## Task directions
Give back all the data exactly, line by line.
_ _ _ _
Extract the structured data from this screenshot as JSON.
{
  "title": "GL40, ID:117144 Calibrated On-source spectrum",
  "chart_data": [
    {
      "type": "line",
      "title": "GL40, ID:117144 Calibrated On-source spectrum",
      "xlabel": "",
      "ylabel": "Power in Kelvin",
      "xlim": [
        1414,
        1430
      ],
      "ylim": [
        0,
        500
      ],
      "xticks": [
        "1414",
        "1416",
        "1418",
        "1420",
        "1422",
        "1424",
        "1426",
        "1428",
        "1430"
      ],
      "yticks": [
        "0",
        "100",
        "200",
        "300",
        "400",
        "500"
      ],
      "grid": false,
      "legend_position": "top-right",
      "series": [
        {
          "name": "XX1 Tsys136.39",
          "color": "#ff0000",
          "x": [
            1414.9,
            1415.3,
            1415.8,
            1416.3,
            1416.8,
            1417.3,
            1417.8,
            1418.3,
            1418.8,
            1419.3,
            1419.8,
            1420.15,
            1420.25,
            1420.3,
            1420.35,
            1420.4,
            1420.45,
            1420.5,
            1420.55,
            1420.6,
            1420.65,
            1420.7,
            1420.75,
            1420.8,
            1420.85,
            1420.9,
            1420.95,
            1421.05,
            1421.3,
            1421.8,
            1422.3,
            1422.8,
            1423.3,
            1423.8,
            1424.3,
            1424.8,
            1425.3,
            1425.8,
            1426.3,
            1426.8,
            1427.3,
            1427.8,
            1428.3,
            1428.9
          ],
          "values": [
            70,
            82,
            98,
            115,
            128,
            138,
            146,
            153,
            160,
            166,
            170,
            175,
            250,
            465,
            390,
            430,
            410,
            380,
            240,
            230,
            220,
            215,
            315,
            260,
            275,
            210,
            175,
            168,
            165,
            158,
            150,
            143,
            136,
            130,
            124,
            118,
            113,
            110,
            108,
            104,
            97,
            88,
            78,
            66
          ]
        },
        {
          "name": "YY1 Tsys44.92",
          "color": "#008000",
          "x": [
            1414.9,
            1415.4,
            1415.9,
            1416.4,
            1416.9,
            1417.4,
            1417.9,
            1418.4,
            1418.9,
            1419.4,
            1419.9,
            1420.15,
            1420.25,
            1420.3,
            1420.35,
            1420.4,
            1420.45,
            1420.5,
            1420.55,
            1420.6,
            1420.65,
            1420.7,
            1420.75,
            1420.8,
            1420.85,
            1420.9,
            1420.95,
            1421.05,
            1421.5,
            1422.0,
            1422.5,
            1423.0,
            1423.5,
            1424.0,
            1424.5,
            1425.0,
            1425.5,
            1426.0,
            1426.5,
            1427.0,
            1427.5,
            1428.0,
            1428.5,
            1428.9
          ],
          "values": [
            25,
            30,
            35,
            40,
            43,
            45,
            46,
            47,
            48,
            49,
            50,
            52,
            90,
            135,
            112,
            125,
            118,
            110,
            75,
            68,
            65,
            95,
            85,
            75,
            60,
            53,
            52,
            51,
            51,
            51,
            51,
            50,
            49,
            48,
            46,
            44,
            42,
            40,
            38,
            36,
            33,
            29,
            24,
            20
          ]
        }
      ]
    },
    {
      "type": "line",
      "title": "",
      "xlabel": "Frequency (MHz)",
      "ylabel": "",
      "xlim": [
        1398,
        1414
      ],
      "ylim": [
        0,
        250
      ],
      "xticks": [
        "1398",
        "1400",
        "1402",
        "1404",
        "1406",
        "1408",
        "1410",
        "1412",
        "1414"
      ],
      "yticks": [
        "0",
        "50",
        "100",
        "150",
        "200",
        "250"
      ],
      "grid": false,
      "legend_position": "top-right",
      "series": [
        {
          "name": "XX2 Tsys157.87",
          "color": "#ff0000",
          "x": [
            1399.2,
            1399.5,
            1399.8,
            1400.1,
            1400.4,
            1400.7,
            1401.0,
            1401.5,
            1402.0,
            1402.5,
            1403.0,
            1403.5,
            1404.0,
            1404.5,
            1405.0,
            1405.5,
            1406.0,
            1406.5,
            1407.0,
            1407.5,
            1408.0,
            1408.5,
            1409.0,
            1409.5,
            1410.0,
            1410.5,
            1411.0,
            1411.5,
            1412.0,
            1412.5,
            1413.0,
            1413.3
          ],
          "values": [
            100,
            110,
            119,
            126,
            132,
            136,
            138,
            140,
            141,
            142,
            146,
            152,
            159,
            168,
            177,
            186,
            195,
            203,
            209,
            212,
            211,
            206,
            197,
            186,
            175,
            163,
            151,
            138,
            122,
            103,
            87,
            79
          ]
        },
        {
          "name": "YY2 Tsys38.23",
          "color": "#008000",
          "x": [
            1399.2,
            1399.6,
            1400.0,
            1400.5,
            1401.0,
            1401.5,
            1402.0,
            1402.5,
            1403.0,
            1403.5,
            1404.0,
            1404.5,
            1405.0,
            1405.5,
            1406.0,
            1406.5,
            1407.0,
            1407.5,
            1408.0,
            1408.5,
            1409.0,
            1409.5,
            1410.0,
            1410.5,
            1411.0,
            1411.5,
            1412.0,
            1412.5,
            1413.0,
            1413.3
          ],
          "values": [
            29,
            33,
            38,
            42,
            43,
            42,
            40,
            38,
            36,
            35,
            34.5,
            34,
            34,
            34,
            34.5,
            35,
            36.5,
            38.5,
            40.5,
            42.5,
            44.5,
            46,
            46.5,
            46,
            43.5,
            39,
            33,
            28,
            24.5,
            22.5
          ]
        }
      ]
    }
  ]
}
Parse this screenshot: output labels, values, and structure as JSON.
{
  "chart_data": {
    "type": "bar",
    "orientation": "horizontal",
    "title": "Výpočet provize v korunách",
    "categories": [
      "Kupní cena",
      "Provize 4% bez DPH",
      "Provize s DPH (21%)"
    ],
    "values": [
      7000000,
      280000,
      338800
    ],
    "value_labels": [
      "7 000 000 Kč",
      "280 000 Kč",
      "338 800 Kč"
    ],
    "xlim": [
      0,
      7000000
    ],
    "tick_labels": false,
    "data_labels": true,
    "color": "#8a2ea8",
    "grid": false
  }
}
_ _ _ _
## Solution below
Extract the structured data from this screenshot as JSON.
{
  "title": "GL40, ID:117144 Calibrated On-source spectrum",
  "chart_data": [
    {
      "type": "line",
      "title": "GL40, ID:117144 Calibrated On-source spectrum",
      "xlabel": "",
      "ylabel": "Power in Kelvin",
      "xlim": [
        1414,
        1430
      ],
      "ylim": [
        0,
        500
      ],
      "xticks": [
        "1414",
        "1416",
        "1418",
        "1420",
        "1422",
        "1424",
        "1426",
        "1428",
        "1430"
      ],
      "yticks": [
        "0",
        "100",
        "200",
        "300",
        "400",
        "500"
      ],
      "grid": false,
      "legend_position": "top-right",
      "series": [
        {
          "name": "XX1 Tsys136.39",
          "color": "#ff0000",
          "x": [
            1414.9,
            1415.3,
            1415.8,
            1416.3,
            1416.8,
            1417.3,
            1417.8,
            1418.3,
            1418.8,
            1419.3,
            1419.8,
            1420.15,
            1420.25,
            1420.3,
            1420.35,
            1420.4,
            1420.45,
            1420.5,
            1420.55,
            1420.6,
            1420.65,
            1420.7,
            1420.75,
            1420.8,
            1420.85,
            1420.9,
            1420.95,
            1421.05,
            1421.3,
            1421.8,
            1422.3,
            1422.8,
            1423.3,
            1423.8,
            1424.3,
            1424.8,
            1425.3,
            1425.8,
            1426.3,
            1426.8,
            1427.3,
            1427.8,
            1428.3,
            1428.9
          ],
          "values": [
            70,
            82,
            98,
            115,
            128,
            138,
            146,
            153,
            160,
            166,
            170,
            175,
            250,
            465,
            390,
            430,
            410,
            380,
            240,
            230,
            220,
            215,
            315,
            260,
            275,
            210,
            175,
            168,
            165,
            158,
            150,
            143,
            136,
            130,
            124,
            118,
            113,
            110,
            108,
            104,
            97,
            88,
            78,
            66
          ]
        },
        {
          "name": "YY1 Tsys44.92",
          "color": "#008000",
          "x": [
            1414.9,
            1415.4,
            1415.9,
            1416.4,
            1416.9,
            1417.4,
            1417.9,
            1418.4,
            1418.9,
            1419.4,
            1419.9,
            1420.15,
            1420.25,
            1420.3,
            1420.35,
            1420.4,
            1420.45,
            1420.5,
            1420.55,
            1420.6,
            1420.65,
            1420.7,
            1420.75,
            1420.8,
            1420.85,
            1420.9,
            1420.95,
            1421.05,
            1421.5,
            1422.0,
            1422.5,
            1423.0,
            1423.5,
            1424.0,
            1424.5,
            1425.0,
            1425.5,
            1426.0,
            1426.5,
            1427.0,
            1427.5,
            1428.0,
            1428.5,
            1428.9
          ],
          "values": [
            25,
            30,
            35,
            40,
            43,
            45,
            46,
            47,
            48,
            49,
            50,
            52,
            90,
            135,
            112,
            125,
            118,
            110,
            75,
            68,
            65,
            95,
            85,
            75,
            60,
            53,
            52,
            51,
            51,
            51,
            51,
            50,
            49,
            48,
            46,
            44,
            42,
            40,
            38,
            36,
            33,
            29,
            24,
            20
          ]
        }
      ]
    },
    {
      "type": "line",
      "title": "",
      "xlabel": "Frequency (MHz)",
      "ylabel": "",
      "xlim": [
        1398,
        1414
      ],
      "ylim": [
        0,
        250
      ],
      "xticks": [
        "1398",
        "1400",
        "1402",
        "1404",
        "1406",
        "1408",
        "1410",
        "1412",
        "1414"
      ],
      "yticks": [
        "0",
        "50",
        "100",
        "150",
        "200",
        "250"
      ],
      "grid": false,
      "legend_position": "top-right",
      "series": [
        {
          "name": "XX2 Tsys157.87",
          "color": "#ff0000",
          "x": [
            1399.2,
            1399.5,
            1399.8,
            1400.1,
            1400.4,
            1400.7,
            1401.0,
            1401.5,
            1402.0,
            1402.5,
            1403.0,
            1403.5,
            1404.0,
            1404.5,
            1405.0,
            1405.5,
            1406.0,
            1406.5,
            1407.0,
            1407.5,
            1408.0,
            1408.5,
            1409.0,
            1409.5,
            1410.0,
            1410.5,
            1411.0,
            1411.5,
            1412.0,
            1412.5,
            1413.0,
            1413.3
          ],
          "values": [
            100,
            110,
            119,
            126,
            132,
            136,
            138,
            140,
            141,
            142,
            146,
            152,
            159,
            168,
            177,
            186,
            195,
            203,
            209,
            212,
            211,
            206,
            197,
            186,
            175,
            163,
            151,
            138,
            122,
            103,
            87,
            79
          ]
        },
        {
          "name": "YY2 Tsys38.23",
          "color": "#008000",
          "x": [
            1399.2,
            1399.6,
            1400.0,
            1400.5,
            1401.0,
            1401.5,
            1402.0,
            1402.5,
            1403.0,
            1403.5,
            1404.0,
            1404.5,
            1405.0,
            1405.5,
            1406.0,
            1406.5,
            1407.0,
            1407.5,
            1408.0,
            1408.5,
            1409.0,
            1409.5,
            1410.0,
            1410.5,
            1411.0,
            1411.5,
            1412.0,
            1412.5,
            1413.0,
            1413.3
          ],
          "values": [
            29,
            33,
            38,
            42,
            43,
            42,
            40,
            38,
            36,
            35,
            34.5,
            34,
            34,
            34,
            34.5,
            35,
            36.5,
            38.5,
            40.5,
            42.5,
            44.5,
            46,
            46.5,
            46,
            43.5,
            39,
            33,
            28,
            24.5,
            22.5
          ]
        }
      ]
    }
  ]
}
Parse this screenshot: output labels, values, and structure as JSON.
{
  "chart_data": {
    "type": "bar",
    "orientation": "horizontal",
    "title": "Výpočet provize v korunách",
    "categories": [
      "Kupní cena",
      "Provize 4% bez DPH",
      "Provize s DPH (21%)"
    ],
    "values": [
      7000000,
      280000,
      338800
    ],
    "value_labels": [
      "7 000 000 Kč",
      "280 000 Kč",
      "338 800 Kč"
    ],
    "xlim": [
      0,
      7000000
    ],
    "tick_labels": false,
    "data_labels": true,
    "color": "#8a2ea8",
    "grid": false
  }
}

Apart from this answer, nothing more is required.